> [Task objective] Check each line of the records below for the word "Tubulin" and copy those where it appears.

> [Data to process]

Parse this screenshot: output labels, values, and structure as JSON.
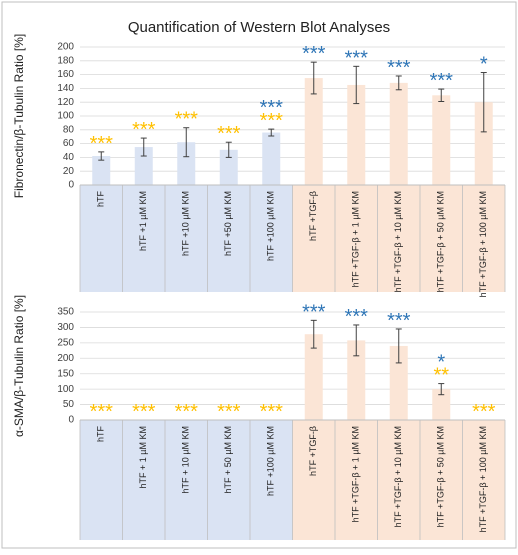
{
  "chart_data": [
    {
      "type": "bar",
      "title": "Quantification of Western Blot Analyses",
      "ylabel": "Fibronectin/β-Tubulin Ratio [%]",
      "categories": [
        "hTF",
        "hTF +1 µM KM",
        "hTF +10 µM KM",
        "hTF +50 µM KM",
        "hTF +100 µM KM",
        "hTF +TGF-β",
        "hTF +TGF-β + 1 µM KM",
        "hTF +TGF-β + 10 µM KM",
        "hTF +TGF-β + 50 µM KM",
        "hTF +TGF-β + 100 µM KM"
      ],
      "values": [
        42,
        55,
        62,
        51,
        76,
        155,
        145,
        148,
        130,
        120
      ],
      "errors": [
        6,
        13,
        21,
        11,
        5,
        23,
        27,
        10,
        9,
        43
      ],
      "colors": [
        "#dae3f3",
        "#dae3f3",
        "#dae3f3",
        "#dae3f3",
        "#dae3f3",
        "#fbe5d6",
        "#fbe5d6",
        "#fbe5d6",
        "#fbe5d6",
        "#fbe5d6"
      ],
      "ylim": [
        0,
        200
      ],
      "yticks": [
        0,
        20,
        40,
        60,
        80,
        100,
        120,
        140,
        160,
        180,
        200
      ],
      "grid": true,
      "significance": [
        {
          "color": "#ffc000",
          "labels": [
            "***",
            "***",
            "***",
            "***",
            "***",
            null,
            null,
            null,
            null,
            null
          ]
        },
        {
          "color": "#2e75b6",
          "labels": [
            null,
            null,
            null,
            null,
            "***",
            "***",
            "***",
            "***",
            "***",
            "*"
          ]
        }
      ]
    },
    {
      "type": "bar",
      "ylabel": "α-SMA/β-Tubulin Ratio [%]",
      "categories": [
        "hTF",
        "hTF + 1 µM KM",
        "hTF + 10 µM KM",
        "hTF + 50 µM KM",
        "hTF +100 µM KM",
        "hTF +TGF-β",
        "hTF +TGF-β + 1 µM KM",
        "hTF +TGF-β + 10 µM KM",
        "hTF +TGF-β + 50 µM KM",
        "hTF +TGF-β + 100 µM KM"
      ],
      "values": [
        0,
        0,
        0,
        0,
        0,
        278,
        258,
        240,
        100,
        0
      ],
      "errors": [
        null,
        null,
        null,
        null,
        null,
        45,
        50,
        55,
        18,
        null
      ],
      "colors": [
        "#dae3f3",
        "#dae3f3",
        "#dae3f3",
        "#dae3f3",
        "#dae3f3",
        "#fbe5d6",
        "#fbe5d6",
        "#fbe5d6",
        "#fbe5d6",
        "#fbe5d6"
      ],
      "ylim": [
        0,
        350
      ],
      "yticks": [
        0,
        50,
        100,
        150,
        200,
        250,
        300,
        350
      ],
      "grid": true,
      "significance": [
        {
          "color": "#ffc000",
          "labels": [
            "***",
            "***",
            "***",
            "***",
            "***",
            null,
            null,
            null,
            "**",
            "***"
          ]
        },
        {
          "color": "#2e75b6",
          "labels": [
            null,
            null,
            null,
            null,
            null,
            "***",
            "***",
            "***",
            "*",
            null
          ]
        }
      ]
    }
  ]
}
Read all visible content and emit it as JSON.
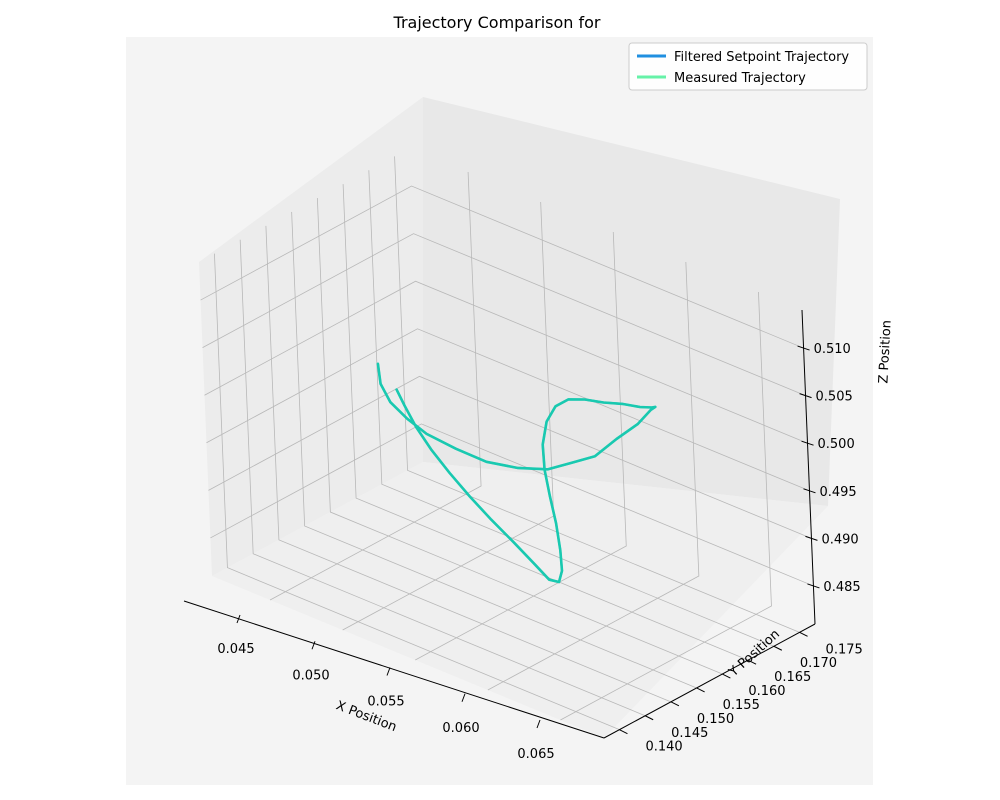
{
  "chart_data": {
    "type": "line",
    "projection": "3d",
    "title": "Trajectory Comparison for",
    "xlabel": "X Position",
    "ylabel": "Y Position",
    "zlabel": "Z Position",
    "xlim": [
      0.041,
      0.068
    ],
    "ylim": [
      0.137,
      0.178
    ],
    "zlim": [
      -0.514,
      -0.481
    ],
    "zaxis_inverted": true,
    "x_ticks": [
      "0.045",
      "0.050",
      "0.055",
      "0.060",
      "0.065"
    ],
    "x_tick_values": [
      0.045,
      0.05,
      0.055,
      0.06,
      0.065
    ],
    "y_ticks": [
      "0.140",
      "0.145",
      "0.150",
      "0.155",
      "0.160",
      "0.165",
      "0.170",
      "0.175"
    ],
    "y_tick_values": [
      0.14,
      0.145,
      0.15,
      0.155,
      0.16,
      0.165,
      0.17,
      0.175
    ],
    "z_ticks": [
      "0.485",
      "0.490",
      "0.495",
      "0.500",
      "0.505",
      "0.510"
    ],
    "z_tick_values": [
      -0.485,
      -0.49,
      -0.495,
      -0.5,
      -0.505,
      -0.51
    ],
    "grid": true,
    "legend": {
      "position": "top-right",
      "entries": [
        "Filtered Setpoint Trajectory",
        "Measured Trajectory"
      ]
    },
    "colors": {
      "setpoint": "#1f8fe0",
      "measured": "#66f2a8",
      "overlap": "#19c9b0",
      "pane": "#f2f2f2",
      "grid": "#b8b8b8"
    },
    "series": [
      {
        "name": "Filtered Setpoint Trajectory",
        "x": [
          0.0455,
          0.046,
          0.047,
          0.0485,
          0.05,
          0.052,
          0.054,
          0.056,
          0.058,
          0.0595,
          0.061,
          0.062,
          0.0628,
          0.063,
          0.0626,
          0.0618,
          0.0606,
          0.0592,
          0.0578,
          0.0565,
          0.0555,
          0.0548,
          0.0545,
          0.0546,
          0.0551,
          0.0558,
          0.0566,
          0.0573,
          0.0578,
          0.058,
          0.0578,
          0.0572,
          0.0563,
          0.0552,
          0.0541,
          0.053,
          0.052,
          0.0512,
          0.0506,
          0.0502
        ],
        "y": [
          0.158,
          0.157,
          0.156,
          0.155,
          0.1545,
          0.1545,
          0.1548,
          0.1552,
          0.1556,
          0.156,
          0.1565,
          0.158,
          0.16,
          0.162,
          0.164,
          0.1655,
          0.1665,
          0.167,
          0.1672,
          0.1672,
          0.1668,
          0.1662,
          0.1652,
          0.164,
          0.1628,
          0.1617,
          0.1605,
          0.1592,
          0.158,
          0.1568,
          0.1555,
          0.1543,
          0.1531,
          0.152,
          0.1511,
          0.1504,
          0.1498,
          0.1493,
          0.1489,
          0.1486
        ],
        "z": [
          -0.5,
          -0.4985,
          -0.4975,
          -0.497,
          -0.4965,
          -0.4962,
          -0.496,
          -0.4965,
          -0.4975,
          -0.499,
          -0.5005,
          -0.5025,
          -0.504,
          -0.505,
          -0.5045,
          -0.5035,
          -0.5025,
          -0.5018,
          -0.501,
          -0.5005,
          -0.5,
          -0.499,
          -0.4975,
          -0.4955,
          -0.4935,
          -0.4915,
          -0.4895,
          -0.4875,
          -0.486,
          -0.4853,
          -0.4858,
          -0.4875,
          -0.4895,
          -0.4915,
          -0.4935,
          -0.4955,
          -0.4975,
          -0.4995,
          -0.5015,
          -0.503
        ]
      },
      {
        "name": "Measured Trajectory",
        "x": [
          0.0455,
          0.046,
          0.047,
          0.0485,
          0.05,
          0.052,
          0.054,
          0.056,
          0.058,
          0.0595,
          0.061,
          0.062,
          0.0628,
          0.063,
          0.0626,
          0.0618,
          0.0606,
          0.0592,
          0.0578,
          0.0565,
          0.0555,
          0.0548,
          0.0545,
          0.0546,
          0.0551,
          0.0558,
          0.0566,
          0.0573,
          0.0578,
          0.058,
          0.0578,
          0.0572,
          0.0563,
          0.0552,
          0.0541,
          0.053,
          0.052,
          0.0512,
          0.0506,
          0.0502
        ],
        "y": [
          0.158,
          0.157,
          0.156,
          0.155,
          0.1545,
          0.1545,
          0.1548,
          0.1552,
          0.1556,
          0.156,
          0.1565,
          0.158,
          0.16,
          0.162,
          0.164,
          0.1655,
          0.1665,
          0.167,
          0.1672,
          0.1672,
          0.1668,
          0.1662,
          0.1652,
          0.164,
          0.1628,
          0.1617,
          0.1605,
          0.1592,
          0.158,
          0.1568,
          0.1555,
          0.1543,
          0.1531,
          0.152,
          0.1511,
          0.1504,
          0.1498,
          0.1493,
          0.1489,
          0.1486
        ],
        "z": [
          -0.5,
          -0.4985,
          -0.4975,
          -0.497,
          -0.4965,
          -0.4962,
          -0.496,
          -0.4965,
          -0.4975,
          -0.499,
          -0.5005,
          -0.5025,
          -0.504,
          -0.505,
          -0.5045,
          -0.5035,
          -0.5025,
          -0.5018,
          -0.501,
          -0.5005,
          -0.5,
          -0.499,
          -0.4975,
          -0.4955,
          -0.4935,
          -0.4915,
          -0.4895,
          -0.4875,
          -0.486,
          -0.4853,
          -0.4858,
          -0.4875,
          -0.4895,
          -0.4915,
          -0.4935,
          -0.4955,
          -0.4975,
          -0.4995,
          -0.5015,
          -0.503
        ]
      }
    ]
  }
}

> [Output for this exercise]
      "ylabel": "Fibronectin/β-Tubulin Ratio [%]",
      "ylabel": "α-SMA/β-Tubulin Ratio [%]",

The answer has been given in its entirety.